- [WRITTEN REQUEST 1]:
Could you print, word for word, the stretch of rows from the line containing "header-decoration-blob — [905, 0, 1124, 102]" through the line containing "search-button[interactable] — [1052, 135, 1092, 175]"?

-- Start TEXT BLOCK --

Given that this film is not endorsed by the writer’s
estate and did badly in cinemas I was still intrigued to see what take it took
on the formative years of one of the best known authors in the world. It is
easy to see why the movie didn’t take off as we live in a time where historical
characters are encouraged to speak with a modern tone and Tolkien resolutely and refreshingly stays in period. Its dialogue springs
from the screen but because it’s not talking about kejoree for breakfast or
something similarly Downtonesque it
means we have a movie which celebrates diversity of language and literature
which is always a hard sell. I’m not sure the means the filmmakers employed to
liven this up always works either though there are some very satisfying aspects to the movie.
However it is a while since I’ve enjoyed a film so much for it’s rich dialogue. Tolkien has studied many languages and invented his own (borrowed partly, he admits, from Finnish) so when orphaned and packed off to public school he soon finds three likewise artily inclined pupils with whom he bonds. Their Tea Club and Barrovian Society get togethers in a tea room are the source of enthusiastic writings and lively- sometimes heated- discussions. They banter and argue over the merits of writers and ideas with that confidence only young people can have that they will change the world. It is a perfectly written and acted depiction of friendship with shades of Dead Poets Society albeit for all forms of literature and artistic endeavour.

-- End TEXT BLOCK --

- [WRITTEN REQUEST 2]:
Would you output the entire film review above verbatim?

-- Start DATASET EXCERPTS --

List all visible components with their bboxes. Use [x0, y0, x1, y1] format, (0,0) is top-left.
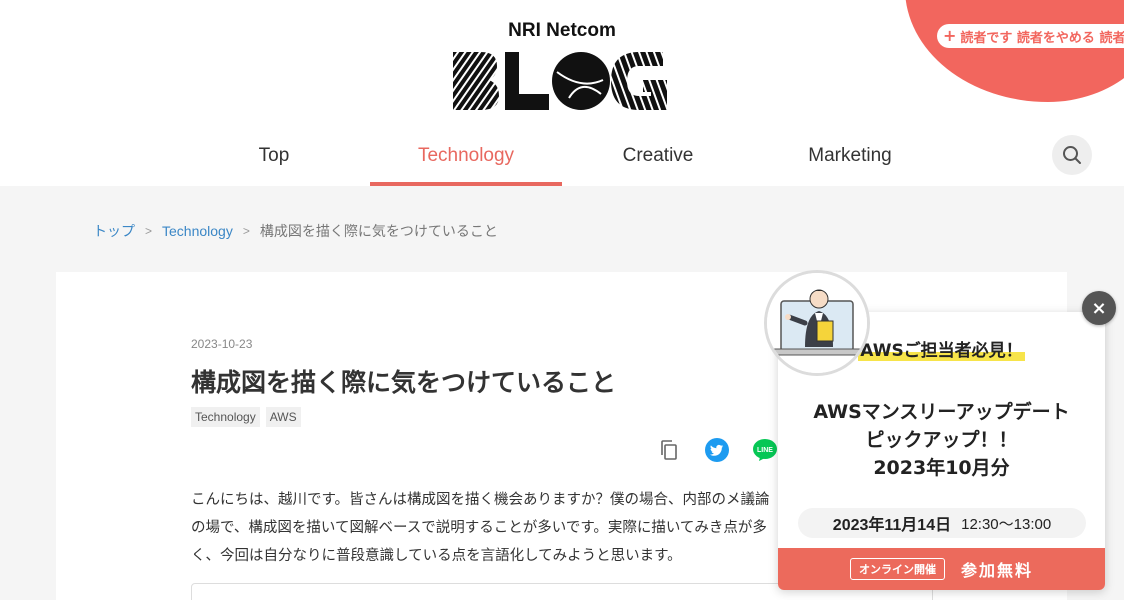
header-decoration-blob — [905, 0, 1124, 102]
copy-icon — [661, 440, 677, 460]
article-date: 2023-10-23 — [191, 337, 253, 351]
blog-logo[interactable] — [451, 50, 669, 112]
popup-title-line: 2023年10月分 — [873, 457, 1010, 479]
search-button[interactable] — [1052, 135, 1092, 175]
article-body: こんにちは、越川です。皆さんは構成図を描く機会ありますか？僕の場合、内部のメ議論… — [191, 492, 770, 564]
popup-kicker-text: AWSご担当者必見！ — [858, 341, 1025, 361]
presenter-avatar — [764, 270, 870, 376]
brand-name: NRI Netcom — [508, 20, 616, 41]
popup-title: AWSマンスリーアップデート ピックアップ！！ 2023年10月分 — [778, 398, 1105, 482]
main-nav: Top Technology Creative Marketing — [0, 125, 1124, 186]
line-share-button[interactable]: LINE — [752, 437, 778, 463]
breadcrumb: トップ > Technology > 構成図を描く際に気をつけていること — [93, 221, 498, 241]
nav-item-creative[interactable]: Creative — [562, 125, 754, 186]
popup-title-line: AWSマンスリーアップデート — [813, 401, 1070, 423]
twitter-share-button[interactable] — [704, 437, 730, 463]
twitter-icon — [705, 438, 729, 462]
breadcrumb-separator: > — [242, 224, 250, 238]
popup-title-line: ピックアップ！！ — [865, 429, 1018, 451]
breadcrumb-link-top[interactable]: トップ — [93, 221, 135, 241]
nav-item-technology[interactable]: Technology — [370, 125, 562, 186]
search-icon — [1063, 146, 1081, 164]
article-title: 構成図を描く際に気をつけていること — [191, 368, 617, 397]
presenter-illustration — [767, 273, 867, 373]
line-icon-label: LINE — [757, 447, 773, 454]
breadcrumb-current: 構成図を描く際に気をつけていること — [259, 223, 498, 239]
popup-datetime: 2023年11月14日 12:30〜13:00 — [798, 508, 1086, 538]
article-tags: Technology AWS — [191, 407, 301, 427]
popup-time: 12:30〜13:00 — [961, 515, 1052, 533]
nav-item-marketing[interactable]: Marketing — [754, 125, 946, 186]
line-icon: LINE — [753, 439, 777, 461]
tag-aws[interactable]: AWS — [265, 407, 301, 427]
copy-link-button[interactable] — [656, 437, 682, 463]
join-free-button[interactable]: オンライン開催 参加無料 — [778, 548, 1105, 590]
join-free-label: 参加無料 — [960, 561, 1033, 580]
popup-date: 2023年11月14日 — [832, 517, 952, 534]
close-popup-button[interactable]: × — [1082, 291, 1116, 325]
breadcrumb-separator: > — [145, 224, 153, 238]
breadcrumb-link-technology[interactable]: Technology — [162, 223, 233, 239]
tag-technology[interactable]: Technology — [191, 407, 260, 427]
nav-item-top[interactable]: Top — [178, 125, 370, 186]
online-badge: オンライン開催 — [849, 558, 945, 580]
close-icon: × — [1091, 297, 1107, 319]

-- End DATASET EXCERPTS --

- [RIGHT ANSWER 1]:
header-decoration-blob — [905, 0, 1124, 102]
copy-icon — [661, 440, 677, 460]
article-date: 2023-10-23 — [191, 337, 253, 351]
blog-logo[interactable] — [451, 50, 669, 112]
popup-title-line: 2023年10月分 — [873, 457, 1010, 479]
search-button[interactable] — [1052, 135, 1092, 175]

- [RIGHT ANSWER 2]:
Given that this film is not endorsed by the writer’s
estate and did badly in cinemas I was still intrigued to see what take it took
on the formative years of one of the best known authors in the world. It is
easy to see why the movie didn’t take off as we live in a time where historical
characters are encouraged to speak with a modern tone and Tolkien resolutely and refreshingly stays in period. Its dialogue springs
from the screen but because it’s not talking about kejoree for breakfast or
something similarly Downtonesque it
means we have a movie which celebrates diversity of language and literature
which is always a hard sell. I’m not sure the means the filmmakers employed to
liven this up always works either though there are some very satisfying aspects to the movie.
However it is a while since I’ve enjoyed a film so much for it’s rich dialogue. Tolkien has studied many languages and invented his own (borrowed partly, he admits, from Finnish) so when orphaned and packed off to public school he soon finds three likewise artily inclined pupils with whom he bonds. Their Tea Club and Barrovian Society get togethers in a tea room are the source of enthusiastic writings and lively- sometimes heated- discussions. They banter and argue over the merits of writers and ideas with that confidence only young people can have that they will change the world. It is a perfectly written and acted depiction of friendship with shades of Dead Poets Society albeit for all forms of literature and artistic endeavour.